## Provided material
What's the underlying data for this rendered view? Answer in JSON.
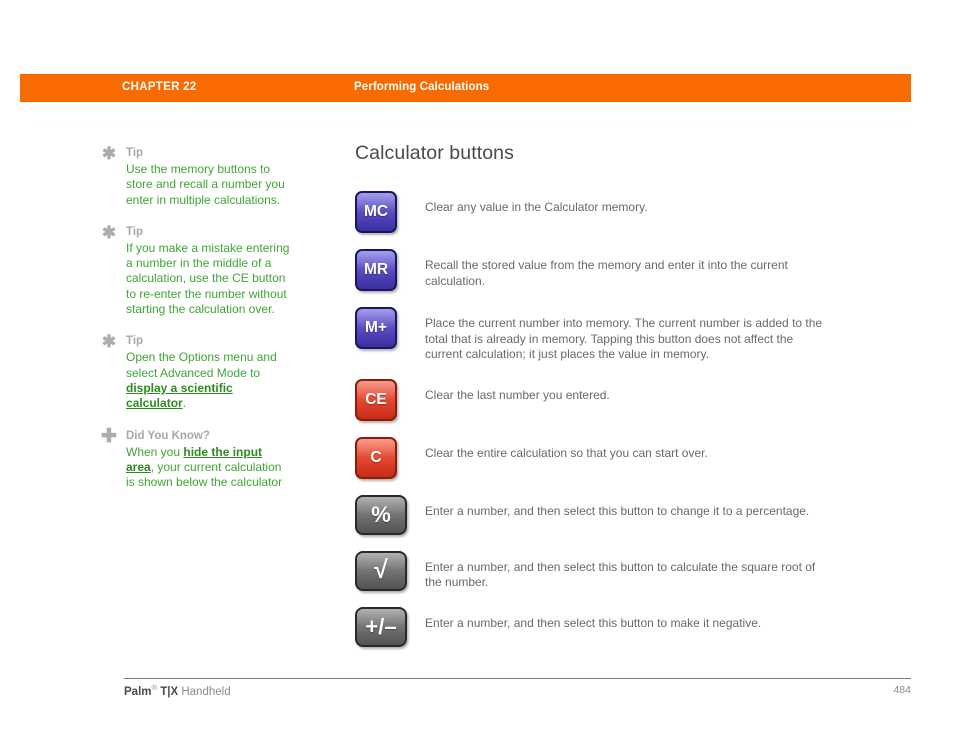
{
  "header": {
    "chapter": "CHAPTER 22",
    "section": "Performing Calculations",
    "band_color": "#F96A00"
  },
  "sidebar": {
    "items": [
      {
        "icon": "asterisk-icon",
        "heading": "Tip",
        "body_parts": [
          {
            "type": "text",
            "text": "Use the memory buttons to store and recall a number you enter in multiple calculations."
          }
        ]
      },
      {
        "icon": "asterisk-icon",
        "heading": "Tip",
        "body_parts": [
          {
            "type": "text",
            "text": "If you make a mistake entering a number in the middle of a calculation, use the CE button to re-enter the number without starting the calculation over."
          }
        ]
      },
      {
        "icon": "asterisk-icon",
        "heading": "Tip",
        "body_parts": [
          {
            "type": "text",
            "text": "Open the Options menu and select Advanced Mode to "
          },
          {
            "type": "link",
            "text": "display a scientific calculator"
          },
          {
            "type": "text",
            "text": "."
          }
        ]
      },
      {
        "icon": "plus-icon",
        "heading": "Did You Know?",
        "body_parts": [
          {
            "type": "text",
            "text": "When you "
          },
          {
            "type": "link",
            "text": "hide the input area"
          },
          {
            "type": "text",
            "text": ", your current calculation is shown below the calculator"
          }
        ]
      }
    ],
    "text_color": "#3FA535",
    "heading_color": "#A8A8A8"
  },
  "main": {
    "title": "Calculator buttons",
    "buttons": [
      {
        "label": "MC",
        "glyph_type": "text",
        "style": "blue",
        "wide": false,
        "description": "Clear any value in the Calculator memory."
      },
      {
        "label": "MR",
        "glyph_type": "text",
        "style": "blue",
        "wide": false,
        "description": "Recall the stored value from the memory and enter it into the current calculation."
      },
      {
        "label": "M+",
        "glyph_type": "text",
        "style": "blue",
        "wide": false,
        "description": "Place the current number into memory. The current number is added to the total that is already in memory. Tapping this button does not affect the current calculation; it just places the value in memory."
      },
      {
        "label": "CE",
        "glyph_type": "text",
        "style": "red",
        "wide": false,
        "description": "Clear the last number you entered."
      },
      {
        "label": "C",
        "glyph_type": "text",
        "style": "red",
        "wide": false,
        "description": "Clear the entire calculation so that you can start over."
      },
      {
        "label": "%",
        "glyph_type": "sym",
        "style": "gray",
        "wide": true,
        "description": "Enter a number, and then select this button to change it to a percentage."
      },
      {
        "label": "√",
        "glyph_type": "sqrt",
        "style": "gray",
        "wide": true,
        "description": "Enter a number, and then select this button to calculate the square root of the number."
      },
      {
        "label": "+/–",
        "glyph_type": "sym",
        "style": "gray",
        "wide": true,
        "description": "Enter a number, and then select this button to make it negative."
      }
    ]
  },
  "footer": {
    "brand": "Palm",
    "registered_mark": "®",
    "product": "T|X",
    "suffix": "Handheld",
    "page_number": "484"
  }
}
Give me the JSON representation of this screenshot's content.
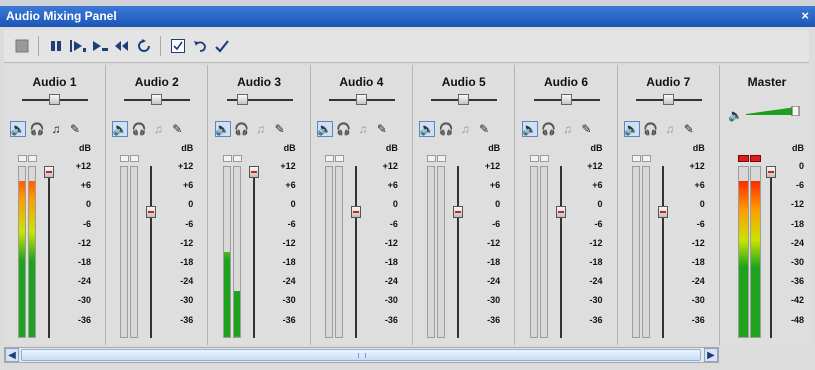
{
  "window": {
    "title": "Audio Mixing Panel",
    "close_glyph": "×"
  },
  "toolbar": {
    "buttons": [
      "stop-icon",
      "pause-icon",
      "play-range-icon",
      "play-selection-icon",
      "rewind-icon",
      "loop-icon",
      "checkbox-icon",
      "undo-icon",
      "apply-check-icon"
    ]
  },
  "channels": [
    {
      "name": "Audio 1",
      "pan": 0,
      "muted": true,
      "solo": false,
      "level_l": 0.92,
      "level_r": 0.92,
      "fader_db": 12,
      "icon_states": [
        "on",
        "normal",
        "normal",
        "normal"
      ]
    },
    {
      "name": "Audio 2",
      "pan": 0,
      "muted": true,
      "solo": false,
      "level_l": 0,
      "level_r": 0,
      "fader_db": 0,
      "icon_states": [
        "on",
        "normal",
        "dim",
        "normal"
      ]
    },
    {
      "name": "Audio 3",
      "pan": -0.6,
      "muted": true,
      "solo": false,
      "level_l": 0.5,
      "level_r": 0.27,
      "fader_db": 12,
      "icon_states": [
        "on",
        "normal",
        "dim",
        "normal"
      ]
    },
    {
      "name": "Audio 4",
      "pan": 0,
      "muted": true,
      "solo": false,
      "level_l": 0,
      "level_r": 0,
      "fader_db": 0,
      "icon_states": [
        "on",
        "normal",
        "dim",
        "normal"
      ]
    },
    {
      "name": "Audio 5",
      "pan": 0,
      "muted": true,
      "solo": false,
      "level_l": 0,
      "level_r": 0,
      "fader_db": 0,
      "icon_states": [
        "on",
        "normal",
        "dim",
        "normal"
      ]
    },
    {
      "name": "Audio 6",
      "pan": 0,
      "muted": true,
      "solo": false,
      "level_l": 0,
      "level_r": 0,
      "fader_db": 0,
      "icon_states": [
        "on",
        "normal",
        "dim",
        "normal"
      ]
    },
    {
      "name": "Audio 7",
      "pan": 0,
      "muted": true,
      "solo": false,
      "level_l": 0,
      "level_r": 0,
      "fader_db": 0,
      "icon_states": [
        "on",
        "normal",
        "dim",
        "normal"
      ]
    }
  ],
  "db_unit": "dB",
  "channel_scale": [
    "+12",
    "+6",
    "0",
    "-6",
    "-12",
    "-18",
    "-24",
    "-30",
    "-36"
  ],
  "master": {
    "name": "Master",
    "volume": 1.0,
    "level_l": 0.92,
    "level_r": 0.92,
    "fader_db": 0,
    "scale": [
      "0",
      "-6",
      "-12",
      "-18",
      "-24",
      "-30",
      "-36",
      "-42",
      "-48"
    ],
    "clip_red": true
  },
  "colors": {
    "meter_top": "#ff2a00",
    "meter_upper": "#ff9a00",
    "meter_mid": "#c9e400",
    "meter_low": "#1fa31f",
    "accent": "#2b62c5"
  }
}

## Stated goal
Working from the entries above, return all lines that contain "name".

## Task result
      "name": "Audio 1",
      "name": "Audio 2",
      "name": "Audio 3",
      "name": "Audio 4",
      "name": "Audio 5",
      "name": "Audio 6",
      "name": "Audio 7",
    "name": "Master",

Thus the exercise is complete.